The response must contain every line below in which "name" appears.

--- --- ---

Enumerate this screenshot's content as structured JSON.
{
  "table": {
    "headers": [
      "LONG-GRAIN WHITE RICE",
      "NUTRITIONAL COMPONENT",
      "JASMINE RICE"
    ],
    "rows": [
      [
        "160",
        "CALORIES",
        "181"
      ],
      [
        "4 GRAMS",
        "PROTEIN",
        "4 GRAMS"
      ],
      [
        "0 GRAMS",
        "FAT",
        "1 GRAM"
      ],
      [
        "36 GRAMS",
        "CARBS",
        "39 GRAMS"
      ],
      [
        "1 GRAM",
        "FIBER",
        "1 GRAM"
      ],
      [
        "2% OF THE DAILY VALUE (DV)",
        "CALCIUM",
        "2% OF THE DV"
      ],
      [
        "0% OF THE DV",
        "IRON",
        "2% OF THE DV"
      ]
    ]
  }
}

--- --- ---

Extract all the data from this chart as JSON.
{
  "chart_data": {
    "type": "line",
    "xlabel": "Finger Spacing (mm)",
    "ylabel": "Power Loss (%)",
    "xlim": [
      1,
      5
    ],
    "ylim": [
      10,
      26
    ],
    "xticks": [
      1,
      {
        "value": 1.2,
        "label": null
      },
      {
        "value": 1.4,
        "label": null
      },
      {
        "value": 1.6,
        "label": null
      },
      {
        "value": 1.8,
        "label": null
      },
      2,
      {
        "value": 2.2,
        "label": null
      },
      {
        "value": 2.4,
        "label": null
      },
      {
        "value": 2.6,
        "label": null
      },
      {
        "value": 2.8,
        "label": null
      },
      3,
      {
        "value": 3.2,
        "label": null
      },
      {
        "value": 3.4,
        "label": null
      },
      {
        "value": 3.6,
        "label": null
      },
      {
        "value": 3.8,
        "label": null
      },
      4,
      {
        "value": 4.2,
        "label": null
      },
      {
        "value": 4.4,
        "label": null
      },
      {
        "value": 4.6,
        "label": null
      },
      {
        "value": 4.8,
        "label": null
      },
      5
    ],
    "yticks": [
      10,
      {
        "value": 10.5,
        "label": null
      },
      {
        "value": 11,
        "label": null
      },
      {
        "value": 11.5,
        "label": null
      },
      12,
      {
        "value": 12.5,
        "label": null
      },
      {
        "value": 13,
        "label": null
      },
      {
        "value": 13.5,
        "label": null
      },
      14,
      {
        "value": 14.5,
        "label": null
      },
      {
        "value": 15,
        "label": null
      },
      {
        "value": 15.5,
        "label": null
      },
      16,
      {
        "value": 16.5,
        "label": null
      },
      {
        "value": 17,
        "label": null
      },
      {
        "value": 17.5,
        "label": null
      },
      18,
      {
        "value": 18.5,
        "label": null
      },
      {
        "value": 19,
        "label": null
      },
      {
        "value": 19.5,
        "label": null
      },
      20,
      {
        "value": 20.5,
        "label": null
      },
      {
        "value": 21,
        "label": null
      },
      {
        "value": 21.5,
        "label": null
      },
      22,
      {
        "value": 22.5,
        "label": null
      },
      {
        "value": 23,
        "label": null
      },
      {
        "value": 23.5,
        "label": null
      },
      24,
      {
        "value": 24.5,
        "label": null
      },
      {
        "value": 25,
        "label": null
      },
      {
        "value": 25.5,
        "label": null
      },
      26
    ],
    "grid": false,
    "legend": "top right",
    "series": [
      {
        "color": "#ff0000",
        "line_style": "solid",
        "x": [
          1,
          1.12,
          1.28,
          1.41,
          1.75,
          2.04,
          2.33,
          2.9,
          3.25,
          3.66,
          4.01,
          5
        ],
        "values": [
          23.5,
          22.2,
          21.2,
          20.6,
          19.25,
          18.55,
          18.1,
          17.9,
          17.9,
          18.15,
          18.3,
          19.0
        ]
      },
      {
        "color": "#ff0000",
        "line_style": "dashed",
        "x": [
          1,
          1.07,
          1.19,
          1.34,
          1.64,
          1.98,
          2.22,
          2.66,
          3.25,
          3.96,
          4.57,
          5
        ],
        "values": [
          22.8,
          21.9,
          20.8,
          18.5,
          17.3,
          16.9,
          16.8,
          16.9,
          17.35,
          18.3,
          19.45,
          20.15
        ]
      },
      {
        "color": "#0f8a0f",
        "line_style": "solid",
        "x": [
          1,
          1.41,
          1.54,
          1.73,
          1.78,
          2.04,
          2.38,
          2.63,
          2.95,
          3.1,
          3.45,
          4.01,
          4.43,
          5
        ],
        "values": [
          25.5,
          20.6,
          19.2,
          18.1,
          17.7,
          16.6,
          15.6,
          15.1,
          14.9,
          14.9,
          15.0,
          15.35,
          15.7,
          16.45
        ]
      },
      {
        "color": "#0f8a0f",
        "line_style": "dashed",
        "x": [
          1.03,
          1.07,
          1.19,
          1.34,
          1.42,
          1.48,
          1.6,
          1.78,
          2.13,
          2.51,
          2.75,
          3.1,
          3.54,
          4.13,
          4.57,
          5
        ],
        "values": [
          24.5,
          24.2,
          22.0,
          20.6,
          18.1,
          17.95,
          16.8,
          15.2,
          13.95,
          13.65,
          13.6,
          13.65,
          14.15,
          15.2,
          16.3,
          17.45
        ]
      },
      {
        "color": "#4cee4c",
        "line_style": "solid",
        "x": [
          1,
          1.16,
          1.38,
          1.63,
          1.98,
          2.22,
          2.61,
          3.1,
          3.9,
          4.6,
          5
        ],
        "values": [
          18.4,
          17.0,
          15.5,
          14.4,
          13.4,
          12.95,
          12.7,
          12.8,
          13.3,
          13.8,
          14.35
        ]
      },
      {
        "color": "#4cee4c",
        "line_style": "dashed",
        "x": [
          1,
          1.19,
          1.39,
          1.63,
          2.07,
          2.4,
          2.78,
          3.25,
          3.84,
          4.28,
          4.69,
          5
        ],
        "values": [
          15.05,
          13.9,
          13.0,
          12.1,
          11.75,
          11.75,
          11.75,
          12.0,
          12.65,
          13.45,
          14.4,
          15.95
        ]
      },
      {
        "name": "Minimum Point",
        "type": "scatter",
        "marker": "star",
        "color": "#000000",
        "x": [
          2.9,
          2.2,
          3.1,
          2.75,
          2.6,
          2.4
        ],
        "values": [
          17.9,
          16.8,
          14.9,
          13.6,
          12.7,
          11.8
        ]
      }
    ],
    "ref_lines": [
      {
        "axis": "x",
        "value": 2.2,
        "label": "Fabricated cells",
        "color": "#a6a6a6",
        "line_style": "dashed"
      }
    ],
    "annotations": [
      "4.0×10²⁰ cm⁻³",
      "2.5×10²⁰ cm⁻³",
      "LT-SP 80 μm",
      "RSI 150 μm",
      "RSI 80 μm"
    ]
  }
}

--- --- ---

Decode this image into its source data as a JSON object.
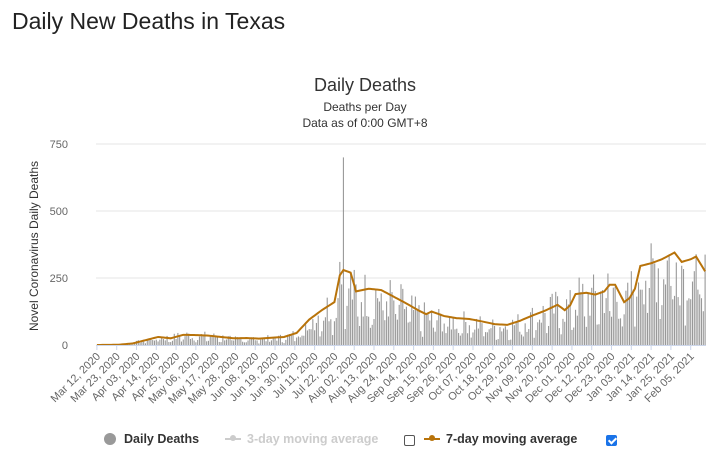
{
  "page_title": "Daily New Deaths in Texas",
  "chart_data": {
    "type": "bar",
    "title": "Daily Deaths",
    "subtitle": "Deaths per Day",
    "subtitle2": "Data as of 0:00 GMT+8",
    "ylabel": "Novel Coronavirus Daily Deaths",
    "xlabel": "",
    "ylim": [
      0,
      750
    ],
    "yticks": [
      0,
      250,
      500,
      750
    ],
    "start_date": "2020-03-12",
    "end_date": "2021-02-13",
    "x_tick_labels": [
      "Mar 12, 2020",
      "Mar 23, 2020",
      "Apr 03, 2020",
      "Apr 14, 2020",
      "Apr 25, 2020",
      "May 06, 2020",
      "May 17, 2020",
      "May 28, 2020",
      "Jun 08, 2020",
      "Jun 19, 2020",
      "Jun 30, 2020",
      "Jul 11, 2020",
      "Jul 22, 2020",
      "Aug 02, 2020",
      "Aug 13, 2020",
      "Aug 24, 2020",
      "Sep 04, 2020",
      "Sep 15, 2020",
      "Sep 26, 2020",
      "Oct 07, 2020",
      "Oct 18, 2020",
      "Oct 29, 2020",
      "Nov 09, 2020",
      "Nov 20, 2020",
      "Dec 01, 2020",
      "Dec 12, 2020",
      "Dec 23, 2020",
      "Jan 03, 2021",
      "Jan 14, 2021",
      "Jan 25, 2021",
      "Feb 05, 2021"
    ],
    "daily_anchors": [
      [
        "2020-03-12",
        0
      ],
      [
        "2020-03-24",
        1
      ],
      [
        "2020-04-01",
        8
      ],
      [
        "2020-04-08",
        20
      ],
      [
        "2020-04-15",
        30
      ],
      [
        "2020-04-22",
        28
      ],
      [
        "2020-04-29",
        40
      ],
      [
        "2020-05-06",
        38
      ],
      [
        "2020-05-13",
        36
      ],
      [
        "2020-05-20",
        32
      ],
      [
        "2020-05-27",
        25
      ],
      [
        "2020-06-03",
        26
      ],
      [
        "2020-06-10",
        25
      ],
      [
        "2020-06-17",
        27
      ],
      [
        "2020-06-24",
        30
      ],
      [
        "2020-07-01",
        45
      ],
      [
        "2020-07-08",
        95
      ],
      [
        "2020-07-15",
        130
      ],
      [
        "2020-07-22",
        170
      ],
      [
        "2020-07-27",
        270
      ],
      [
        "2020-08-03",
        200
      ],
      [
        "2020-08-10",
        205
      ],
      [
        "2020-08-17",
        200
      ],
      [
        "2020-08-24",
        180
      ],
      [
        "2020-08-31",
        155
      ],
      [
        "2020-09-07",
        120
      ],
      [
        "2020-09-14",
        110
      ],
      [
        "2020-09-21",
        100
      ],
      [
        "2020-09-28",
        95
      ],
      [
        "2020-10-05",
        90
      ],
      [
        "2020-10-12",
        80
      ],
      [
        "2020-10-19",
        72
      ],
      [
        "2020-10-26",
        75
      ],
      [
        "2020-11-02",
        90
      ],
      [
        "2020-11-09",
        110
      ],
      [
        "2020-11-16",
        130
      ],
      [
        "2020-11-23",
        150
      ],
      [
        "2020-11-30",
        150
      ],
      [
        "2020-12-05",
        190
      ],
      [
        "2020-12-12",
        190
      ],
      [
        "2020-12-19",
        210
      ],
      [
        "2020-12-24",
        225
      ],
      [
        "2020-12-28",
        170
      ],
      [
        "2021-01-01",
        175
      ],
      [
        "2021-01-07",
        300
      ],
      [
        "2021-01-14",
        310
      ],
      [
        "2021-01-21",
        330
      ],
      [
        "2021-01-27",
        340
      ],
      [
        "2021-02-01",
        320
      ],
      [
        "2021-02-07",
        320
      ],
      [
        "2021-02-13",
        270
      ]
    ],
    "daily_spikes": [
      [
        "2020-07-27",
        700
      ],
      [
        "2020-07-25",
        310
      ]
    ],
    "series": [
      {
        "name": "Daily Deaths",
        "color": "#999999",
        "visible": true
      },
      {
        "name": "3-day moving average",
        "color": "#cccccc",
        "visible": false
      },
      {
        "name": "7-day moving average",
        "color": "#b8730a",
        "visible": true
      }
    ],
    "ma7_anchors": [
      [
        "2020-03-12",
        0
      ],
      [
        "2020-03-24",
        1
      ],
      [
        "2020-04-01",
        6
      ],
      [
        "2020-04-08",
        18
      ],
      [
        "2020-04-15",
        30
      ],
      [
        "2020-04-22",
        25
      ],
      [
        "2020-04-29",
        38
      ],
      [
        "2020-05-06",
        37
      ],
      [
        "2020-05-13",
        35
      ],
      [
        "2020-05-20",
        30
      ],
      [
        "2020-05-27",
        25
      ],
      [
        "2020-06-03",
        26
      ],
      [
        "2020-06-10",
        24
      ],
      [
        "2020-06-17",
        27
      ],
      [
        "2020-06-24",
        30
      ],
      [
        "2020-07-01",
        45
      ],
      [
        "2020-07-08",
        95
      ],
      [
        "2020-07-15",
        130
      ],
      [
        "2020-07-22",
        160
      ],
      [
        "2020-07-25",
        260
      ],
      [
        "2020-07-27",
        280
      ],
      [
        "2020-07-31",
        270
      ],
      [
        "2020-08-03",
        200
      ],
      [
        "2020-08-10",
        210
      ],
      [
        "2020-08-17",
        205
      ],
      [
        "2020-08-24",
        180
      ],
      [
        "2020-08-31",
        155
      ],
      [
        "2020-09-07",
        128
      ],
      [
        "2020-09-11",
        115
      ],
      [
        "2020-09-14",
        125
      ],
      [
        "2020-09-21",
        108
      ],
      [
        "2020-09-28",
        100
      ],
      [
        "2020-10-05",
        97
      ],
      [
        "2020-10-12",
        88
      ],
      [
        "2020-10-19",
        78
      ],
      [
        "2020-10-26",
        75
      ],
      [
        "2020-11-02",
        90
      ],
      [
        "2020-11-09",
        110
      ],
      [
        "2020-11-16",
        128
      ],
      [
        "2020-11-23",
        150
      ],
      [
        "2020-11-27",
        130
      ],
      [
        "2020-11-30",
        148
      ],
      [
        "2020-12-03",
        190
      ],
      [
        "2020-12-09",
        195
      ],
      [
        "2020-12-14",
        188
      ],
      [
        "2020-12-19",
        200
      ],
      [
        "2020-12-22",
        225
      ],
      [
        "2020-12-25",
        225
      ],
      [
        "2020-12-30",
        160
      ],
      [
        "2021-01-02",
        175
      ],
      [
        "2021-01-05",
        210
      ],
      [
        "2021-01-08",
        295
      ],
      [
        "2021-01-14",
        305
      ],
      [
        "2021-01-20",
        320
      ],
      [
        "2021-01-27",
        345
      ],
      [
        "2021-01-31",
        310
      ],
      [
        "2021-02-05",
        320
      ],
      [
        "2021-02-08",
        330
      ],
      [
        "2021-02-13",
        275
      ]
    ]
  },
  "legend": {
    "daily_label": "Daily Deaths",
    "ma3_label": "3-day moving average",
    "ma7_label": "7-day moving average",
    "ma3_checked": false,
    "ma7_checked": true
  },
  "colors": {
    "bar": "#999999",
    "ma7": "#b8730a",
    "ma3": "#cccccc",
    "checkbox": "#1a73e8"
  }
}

--- --- ---

> [Your solution]:
        "name": "Minimum Point",
        "name": "Daily Deaths",
        "name": "3-day moving average",
        "name": "7-day moving average",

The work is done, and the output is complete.